Start of DATA IN THIS EXERCISE

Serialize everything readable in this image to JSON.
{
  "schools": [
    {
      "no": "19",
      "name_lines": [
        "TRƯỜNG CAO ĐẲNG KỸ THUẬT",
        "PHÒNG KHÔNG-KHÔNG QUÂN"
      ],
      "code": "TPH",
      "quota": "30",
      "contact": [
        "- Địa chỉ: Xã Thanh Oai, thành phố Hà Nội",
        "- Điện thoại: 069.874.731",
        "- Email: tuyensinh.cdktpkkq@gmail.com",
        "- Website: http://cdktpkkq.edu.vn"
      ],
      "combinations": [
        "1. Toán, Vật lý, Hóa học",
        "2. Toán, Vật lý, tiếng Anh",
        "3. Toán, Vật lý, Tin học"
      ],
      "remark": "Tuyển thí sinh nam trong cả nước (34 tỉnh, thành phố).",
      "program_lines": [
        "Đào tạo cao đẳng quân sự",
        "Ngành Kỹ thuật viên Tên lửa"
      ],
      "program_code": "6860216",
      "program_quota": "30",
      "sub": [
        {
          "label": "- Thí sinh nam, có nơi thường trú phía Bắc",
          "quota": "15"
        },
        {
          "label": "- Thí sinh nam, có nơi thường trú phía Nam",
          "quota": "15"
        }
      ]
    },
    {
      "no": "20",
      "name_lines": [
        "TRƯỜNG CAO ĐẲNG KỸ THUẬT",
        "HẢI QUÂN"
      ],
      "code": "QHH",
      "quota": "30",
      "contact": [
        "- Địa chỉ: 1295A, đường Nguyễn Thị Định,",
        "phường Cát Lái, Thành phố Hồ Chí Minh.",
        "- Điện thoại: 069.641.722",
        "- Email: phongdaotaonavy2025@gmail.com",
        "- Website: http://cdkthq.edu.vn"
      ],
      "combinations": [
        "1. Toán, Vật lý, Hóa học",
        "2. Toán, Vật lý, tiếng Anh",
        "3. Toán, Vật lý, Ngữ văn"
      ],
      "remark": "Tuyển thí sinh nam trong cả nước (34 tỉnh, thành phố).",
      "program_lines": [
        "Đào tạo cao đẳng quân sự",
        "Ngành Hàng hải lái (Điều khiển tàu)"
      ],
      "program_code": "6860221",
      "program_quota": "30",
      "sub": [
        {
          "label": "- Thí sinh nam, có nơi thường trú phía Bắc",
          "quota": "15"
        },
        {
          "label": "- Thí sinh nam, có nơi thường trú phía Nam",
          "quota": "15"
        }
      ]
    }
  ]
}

End of DATA IN THIS EXERCISE

— TO BE DONE —
Restate every line of the data word for word.

— ANSWER TO THIS TASK —
Serialize everything readable in this image to JSON.
{
  "schools": [
    {
      "no": "19",
      "name_lines": [
        "TRƯỜNG CAO ĐẲNG KỸ THUẬT",
        "PHÒNG KHÔNG-KHÔNG QUÂN"
      ],
      "code": "TPH",
      "quota": "30",
      "contact": [
        "- Địa chỉ: Xã Thanh Oai, thành phố Hà Nội",
        "- Điện thoại: 069.874.731",
        "- Email: tuyensinh.cdktpkkq@gmail.com",
        "- Website: http://cdktpkkq.edu.vn"
      ],
      "combinations": [
        "1. Toán, Vật lý, Hóa học",
        "2. Toán, Vật lý, tiếng Anh",
        "3. Toán, Vật lý, Tin học"
      ],
      "remark": "Tuyển thí sinh nam trong cả nước (34 tỉnh, thành phố).",
      "program_lines": [
        "Đào tạo cao đẳng quân sự",
        "Ngành Kỹ thuật viên Tên lửa"
      ],
      "program_code": "6860216",
      "program_quota": "30",
      "sub": [
        {
          "label": "- Thí sinh nam, có nơi thường trú phía Bắc",
          "quota": "15"
        },
        {
          "label": "- Thí sinh nam, có nơi thường trú phía Nam",
          "quota": "15"
        }
      ]
    },
    {
      "no": "20",
      "name_lines": [
        "TRƯỜNG CAO ĐẲNG KỸ THUẬT",
        "HẢI QUÂN"
      ],
      "code": "QHH",
      "quota": "30",
      "contact": [
        "- Địa chỉ: 1295A, đường Nguyễn Thị Định,",
        "phường Cát Lái, Thành phố Hồ Chí Minh.",
        "- Điện thoại: 069.641.722",
        "- Email: phongdaotaonavy2025@gmail.com",
        "- Website: http://cdkthq.edu.vn"
      ],
      "combinations": [
        "1. Toán, Vật lý, Hóa học",
        "2. Toán, Vật lý, tiếng Anh",
        "3. Toán, Vật lý, Ngữ văn"
      ],
      "remark": "Tuyển thí sinh nam trong cả nước (34 tỉnh, thành phố).",
      "program_lines": [
        "Đào tạo cao đẳng quân sự",
        "Ngành Hàng hải lái (Điều khiển tàu)"
      ],
      "program_code": "6860221",
      "program_quota": "30",
      "sub": [
        {
          "label": "- Thí sinh nam, có nơi thường trú phía Bắc",
          "quota": "15"
        },
        {
          "label": "- Thí sinh nam, có nơi thường trú phía Nam",
          "quota": "15"
        }
      ]
    }
  ]
}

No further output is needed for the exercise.